• Data for processing:
╭──
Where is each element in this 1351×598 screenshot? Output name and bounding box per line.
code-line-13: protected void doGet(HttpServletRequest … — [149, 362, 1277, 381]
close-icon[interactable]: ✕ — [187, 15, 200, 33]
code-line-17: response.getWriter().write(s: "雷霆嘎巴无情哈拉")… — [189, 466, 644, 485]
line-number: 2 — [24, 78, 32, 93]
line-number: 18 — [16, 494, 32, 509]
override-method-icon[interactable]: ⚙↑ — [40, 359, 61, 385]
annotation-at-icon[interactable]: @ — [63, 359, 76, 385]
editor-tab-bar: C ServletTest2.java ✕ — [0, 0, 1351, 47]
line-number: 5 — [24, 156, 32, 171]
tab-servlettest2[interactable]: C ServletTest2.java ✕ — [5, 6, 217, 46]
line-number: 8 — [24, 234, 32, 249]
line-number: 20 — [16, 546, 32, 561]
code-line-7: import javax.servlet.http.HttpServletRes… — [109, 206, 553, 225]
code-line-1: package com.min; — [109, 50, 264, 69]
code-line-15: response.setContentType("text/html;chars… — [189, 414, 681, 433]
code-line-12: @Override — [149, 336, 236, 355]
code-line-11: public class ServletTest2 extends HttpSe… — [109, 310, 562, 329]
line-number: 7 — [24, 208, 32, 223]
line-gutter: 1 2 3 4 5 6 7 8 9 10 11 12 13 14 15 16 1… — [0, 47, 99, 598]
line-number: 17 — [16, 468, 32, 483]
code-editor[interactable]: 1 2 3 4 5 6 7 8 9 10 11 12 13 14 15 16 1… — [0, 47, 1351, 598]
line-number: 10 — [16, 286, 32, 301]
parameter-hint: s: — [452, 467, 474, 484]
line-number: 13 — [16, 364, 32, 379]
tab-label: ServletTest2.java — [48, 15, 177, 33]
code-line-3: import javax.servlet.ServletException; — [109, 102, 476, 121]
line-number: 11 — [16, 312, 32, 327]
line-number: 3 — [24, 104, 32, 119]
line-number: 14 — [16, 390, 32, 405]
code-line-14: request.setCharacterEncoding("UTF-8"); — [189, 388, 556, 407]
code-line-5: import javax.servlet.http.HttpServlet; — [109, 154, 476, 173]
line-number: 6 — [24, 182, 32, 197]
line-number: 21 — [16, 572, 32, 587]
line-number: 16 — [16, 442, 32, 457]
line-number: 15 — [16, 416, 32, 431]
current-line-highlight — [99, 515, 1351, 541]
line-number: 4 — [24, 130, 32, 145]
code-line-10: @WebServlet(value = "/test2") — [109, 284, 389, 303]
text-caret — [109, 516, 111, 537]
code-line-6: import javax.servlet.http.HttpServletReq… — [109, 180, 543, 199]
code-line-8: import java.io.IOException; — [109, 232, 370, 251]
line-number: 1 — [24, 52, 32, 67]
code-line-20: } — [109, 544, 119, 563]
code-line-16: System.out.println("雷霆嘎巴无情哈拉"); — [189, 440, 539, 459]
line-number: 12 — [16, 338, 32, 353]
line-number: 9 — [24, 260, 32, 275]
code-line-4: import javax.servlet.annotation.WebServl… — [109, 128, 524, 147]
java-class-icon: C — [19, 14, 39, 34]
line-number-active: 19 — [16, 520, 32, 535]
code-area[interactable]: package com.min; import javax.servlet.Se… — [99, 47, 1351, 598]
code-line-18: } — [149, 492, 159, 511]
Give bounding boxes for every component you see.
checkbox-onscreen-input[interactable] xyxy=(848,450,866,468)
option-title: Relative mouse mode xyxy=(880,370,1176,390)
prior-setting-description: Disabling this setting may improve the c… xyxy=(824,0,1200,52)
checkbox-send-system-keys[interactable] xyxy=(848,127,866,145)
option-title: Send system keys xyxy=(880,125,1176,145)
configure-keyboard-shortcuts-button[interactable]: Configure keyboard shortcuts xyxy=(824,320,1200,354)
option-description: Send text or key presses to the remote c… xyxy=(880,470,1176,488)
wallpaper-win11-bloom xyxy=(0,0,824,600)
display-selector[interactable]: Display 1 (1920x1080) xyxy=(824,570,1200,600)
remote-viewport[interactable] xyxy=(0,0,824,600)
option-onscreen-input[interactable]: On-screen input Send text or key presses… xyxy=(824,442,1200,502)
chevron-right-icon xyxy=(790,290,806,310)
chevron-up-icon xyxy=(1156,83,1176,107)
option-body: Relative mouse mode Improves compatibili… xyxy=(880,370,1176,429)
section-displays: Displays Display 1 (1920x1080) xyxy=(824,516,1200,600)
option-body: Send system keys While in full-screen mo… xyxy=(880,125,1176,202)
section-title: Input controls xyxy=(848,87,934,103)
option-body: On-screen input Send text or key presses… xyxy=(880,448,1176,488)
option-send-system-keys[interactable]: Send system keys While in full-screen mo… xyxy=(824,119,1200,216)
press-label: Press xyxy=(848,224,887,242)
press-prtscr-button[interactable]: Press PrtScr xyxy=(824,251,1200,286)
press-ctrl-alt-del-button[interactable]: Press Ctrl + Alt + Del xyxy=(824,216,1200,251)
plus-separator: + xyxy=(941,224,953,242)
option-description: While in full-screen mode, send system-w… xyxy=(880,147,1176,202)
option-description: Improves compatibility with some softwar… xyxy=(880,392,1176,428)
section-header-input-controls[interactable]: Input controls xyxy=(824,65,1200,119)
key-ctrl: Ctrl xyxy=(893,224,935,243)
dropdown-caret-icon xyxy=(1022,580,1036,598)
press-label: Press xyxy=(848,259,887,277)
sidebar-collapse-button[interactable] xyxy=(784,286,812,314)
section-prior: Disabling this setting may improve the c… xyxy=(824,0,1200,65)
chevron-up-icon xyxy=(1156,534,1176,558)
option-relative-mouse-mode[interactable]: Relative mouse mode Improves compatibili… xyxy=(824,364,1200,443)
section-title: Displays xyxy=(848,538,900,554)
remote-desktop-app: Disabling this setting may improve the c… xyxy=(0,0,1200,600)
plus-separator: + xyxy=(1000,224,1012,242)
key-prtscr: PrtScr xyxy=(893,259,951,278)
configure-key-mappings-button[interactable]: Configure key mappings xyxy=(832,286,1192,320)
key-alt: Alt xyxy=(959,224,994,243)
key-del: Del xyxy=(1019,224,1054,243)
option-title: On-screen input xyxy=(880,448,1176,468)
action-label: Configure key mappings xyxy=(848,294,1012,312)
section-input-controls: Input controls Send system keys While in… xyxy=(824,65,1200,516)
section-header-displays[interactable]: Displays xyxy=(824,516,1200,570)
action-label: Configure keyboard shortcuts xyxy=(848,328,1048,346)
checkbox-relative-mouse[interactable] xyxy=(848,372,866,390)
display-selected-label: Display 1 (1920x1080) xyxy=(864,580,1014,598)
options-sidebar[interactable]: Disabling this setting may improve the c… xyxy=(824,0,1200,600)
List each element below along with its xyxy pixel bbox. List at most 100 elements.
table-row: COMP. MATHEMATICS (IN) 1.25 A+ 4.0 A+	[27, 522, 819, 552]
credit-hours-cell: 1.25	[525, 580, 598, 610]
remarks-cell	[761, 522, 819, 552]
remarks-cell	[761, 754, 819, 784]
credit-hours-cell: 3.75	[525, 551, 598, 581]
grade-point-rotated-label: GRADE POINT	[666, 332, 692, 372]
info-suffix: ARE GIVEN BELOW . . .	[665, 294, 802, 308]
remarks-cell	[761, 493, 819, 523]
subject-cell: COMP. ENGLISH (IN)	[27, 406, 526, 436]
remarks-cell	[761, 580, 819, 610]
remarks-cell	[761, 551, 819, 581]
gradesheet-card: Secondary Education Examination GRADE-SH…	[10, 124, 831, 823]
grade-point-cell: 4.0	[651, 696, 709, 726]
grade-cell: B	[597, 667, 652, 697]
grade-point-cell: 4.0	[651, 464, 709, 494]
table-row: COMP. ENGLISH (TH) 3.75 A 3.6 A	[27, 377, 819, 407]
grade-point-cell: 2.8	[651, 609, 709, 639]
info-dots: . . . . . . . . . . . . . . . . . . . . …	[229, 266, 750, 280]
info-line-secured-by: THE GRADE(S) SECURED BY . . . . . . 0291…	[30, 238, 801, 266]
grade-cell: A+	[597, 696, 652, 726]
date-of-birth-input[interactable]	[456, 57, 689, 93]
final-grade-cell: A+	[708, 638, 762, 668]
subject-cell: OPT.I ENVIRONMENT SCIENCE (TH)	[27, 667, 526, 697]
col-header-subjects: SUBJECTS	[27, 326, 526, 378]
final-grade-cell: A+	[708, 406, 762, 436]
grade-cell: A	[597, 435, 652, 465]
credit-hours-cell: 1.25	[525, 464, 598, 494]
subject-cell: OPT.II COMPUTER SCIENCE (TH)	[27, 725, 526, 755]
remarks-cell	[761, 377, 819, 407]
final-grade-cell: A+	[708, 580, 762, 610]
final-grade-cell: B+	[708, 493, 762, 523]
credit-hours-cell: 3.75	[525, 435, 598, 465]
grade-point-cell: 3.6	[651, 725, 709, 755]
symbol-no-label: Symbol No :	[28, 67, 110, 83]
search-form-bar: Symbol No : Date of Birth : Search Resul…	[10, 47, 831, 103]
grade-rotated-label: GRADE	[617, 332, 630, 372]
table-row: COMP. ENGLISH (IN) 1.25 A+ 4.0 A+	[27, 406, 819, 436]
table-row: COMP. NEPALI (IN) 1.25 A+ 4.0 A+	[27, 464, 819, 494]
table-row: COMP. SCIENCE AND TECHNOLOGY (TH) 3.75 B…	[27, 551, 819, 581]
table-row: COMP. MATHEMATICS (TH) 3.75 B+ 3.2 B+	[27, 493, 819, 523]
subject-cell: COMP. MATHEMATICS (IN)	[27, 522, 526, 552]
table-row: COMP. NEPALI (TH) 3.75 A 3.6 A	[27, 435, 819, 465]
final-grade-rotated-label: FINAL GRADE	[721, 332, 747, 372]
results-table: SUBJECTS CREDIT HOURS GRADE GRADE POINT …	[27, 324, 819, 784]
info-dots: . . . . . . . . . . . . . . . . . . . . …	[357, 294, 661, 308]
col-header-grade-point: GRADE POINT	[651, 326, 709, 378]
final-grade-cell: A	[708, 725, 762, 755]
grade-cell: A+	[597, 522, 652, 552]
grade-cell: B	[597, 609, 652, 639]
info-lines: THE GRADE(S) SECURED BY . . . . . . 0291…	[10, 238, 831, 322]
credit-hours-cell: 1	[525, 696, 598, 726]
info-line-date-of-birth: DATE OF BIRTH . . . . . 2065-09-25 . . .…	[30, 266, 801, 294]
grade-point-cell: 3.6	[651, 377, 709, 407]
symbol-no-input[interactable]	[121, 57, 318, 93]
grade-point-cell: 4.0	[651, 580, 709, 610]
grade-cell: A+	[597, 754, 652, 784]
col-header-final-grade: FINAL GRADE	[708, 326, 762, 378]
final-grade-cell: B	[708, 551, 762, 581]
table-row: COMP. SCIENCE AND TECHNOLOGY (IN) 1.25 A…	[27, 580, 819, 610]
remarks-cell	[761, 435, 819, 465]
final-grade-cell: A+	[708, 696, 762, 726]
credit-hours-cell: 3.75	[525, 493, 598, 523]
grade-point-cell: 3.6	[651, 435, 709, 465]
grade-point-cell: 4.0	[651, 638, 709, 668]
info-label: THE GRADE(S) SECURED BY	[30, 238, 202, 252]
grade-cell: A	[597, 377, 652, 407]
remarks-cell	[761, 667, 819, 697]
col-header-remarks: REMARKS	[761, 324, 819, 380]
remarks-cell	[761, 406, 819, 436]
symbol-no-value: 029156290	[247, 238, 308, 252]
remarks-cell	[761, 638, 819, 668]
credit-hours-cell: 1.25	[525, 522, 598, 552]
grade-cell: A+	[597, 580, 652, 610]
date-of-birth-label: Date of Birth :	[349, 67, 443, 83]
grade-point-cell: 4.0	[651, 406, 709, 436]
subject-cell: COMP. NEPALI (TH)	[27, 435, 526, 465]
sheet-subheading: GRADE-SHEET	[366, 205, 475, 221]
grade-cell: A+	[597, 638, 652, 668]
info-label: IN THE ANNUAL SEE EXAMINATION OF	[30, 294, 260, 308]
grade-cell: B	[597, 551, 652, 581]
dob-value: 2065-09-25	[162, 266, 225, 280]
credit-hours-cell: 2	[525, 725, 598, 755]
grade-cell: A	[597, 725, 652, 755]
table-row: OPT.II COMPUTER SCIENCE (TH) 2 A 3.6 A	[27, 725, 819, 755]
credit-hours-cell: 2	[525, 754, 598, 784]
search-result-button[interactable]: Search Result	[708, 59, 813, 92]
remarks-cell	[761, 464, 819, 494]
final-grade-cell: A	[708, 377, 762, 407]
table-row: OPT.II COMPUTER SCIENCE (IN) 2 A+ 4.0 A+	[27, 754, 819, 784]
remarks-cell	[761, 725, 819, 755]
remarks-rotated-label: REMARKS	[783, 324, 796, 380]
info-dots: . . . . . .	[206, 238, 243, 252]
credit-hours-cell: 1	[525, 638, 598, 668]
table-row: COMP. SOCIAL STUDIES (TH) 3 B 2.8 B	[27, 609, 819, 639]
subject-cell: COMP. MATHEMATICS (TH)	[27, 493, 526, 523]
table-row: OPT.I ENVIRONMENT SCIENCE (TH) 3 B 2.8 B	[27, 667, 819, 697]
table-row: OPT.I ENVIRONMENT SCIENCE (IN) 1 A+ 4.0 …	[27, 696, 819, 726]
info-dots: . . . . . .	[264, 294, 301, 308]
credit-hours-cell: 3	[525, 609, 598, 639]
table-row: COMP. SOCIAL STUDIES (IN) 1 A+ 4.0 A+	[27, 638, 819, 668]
╰──
• What you are asked to do:
Pull out every line of the data above that contains the string "this".

• The reply:
Where is each element in this 1351×598 screenshot? Output name and bounding box per line.
prior-setting-description: Disabling this setting may improve the c… xyxy=(824,0,1200,52)
section-prior: Disabling this setting may improve the c… xyxy=(824,0,1200,65)
remote-desktop-app: Disabling this setting may improve the c… xyxy=(0,0,1200,600)
options-sidebar[interactable]: Disabling this setting may improve the c… xyxy=(824,0,1200,600)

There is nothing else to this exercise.